Material provided:
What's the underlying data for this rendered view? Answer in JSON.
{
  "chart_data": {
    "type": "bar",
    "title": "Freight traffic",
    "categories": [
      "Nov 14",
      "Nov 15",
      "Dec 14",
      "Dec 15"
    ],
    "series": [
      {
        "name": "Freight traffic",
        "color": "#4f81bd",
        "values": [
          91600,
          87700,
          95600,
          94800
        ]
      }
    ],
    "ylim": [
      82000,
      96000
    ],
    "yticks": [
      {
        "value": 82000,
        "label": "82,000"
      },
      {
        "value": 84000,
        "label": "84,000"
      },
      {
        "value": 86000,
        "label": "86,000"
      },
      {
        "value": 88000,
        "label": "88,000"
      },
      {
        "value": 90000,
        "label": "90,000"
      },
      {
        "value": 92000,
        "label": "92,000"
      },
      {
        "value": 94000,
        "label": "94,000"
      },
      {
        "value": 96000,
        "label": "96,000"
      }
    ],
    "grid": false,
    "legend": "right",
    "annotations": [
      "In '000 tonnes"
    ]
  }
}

Written task:
Print back all the lines verbatim.

Result for this exercise:
What's the underlying data for this rendered view? Answer in JSON.
{
  "chart_data": {
    "type": "bar",
    "title": "Freight traffic",
    "categories": [
      "Nov 14",
      "Nov 15",
      "Dec 14",
      "Dec 15"
    ],
    "series": [
      {
        "name": "Freight traffic",
        "color": "#4f81bd",
        "values": [
          91600,
          87700,
          95600,
          94800
        ]
      }
    ],
    "ylim": [
      82000,
      96000
    ],
    "yticks": [
      {
        "value": 82000,
        "label": "82,000"
      },
      {
        "value": 84000,
        "label": "84,000"
      },
      {
        "value": 86000,
        "label": "86,000"
      },
      {
        "value": 88000,
        "label": "88,000"
      },
      {
        "value": 90000,
        "label": "90,000"
      },
      {
        "value": 92000,
        "label": "92,000"
      },
      {
        "value": 94000,
        "label": "94,000"
      },
      {
        "value": 96000,
        "label": "96,000"
      }
    ],
    "grid": false,
    "legend": "right",
    "annotations": [
      "In '000 tonnes"
    ]
  }
}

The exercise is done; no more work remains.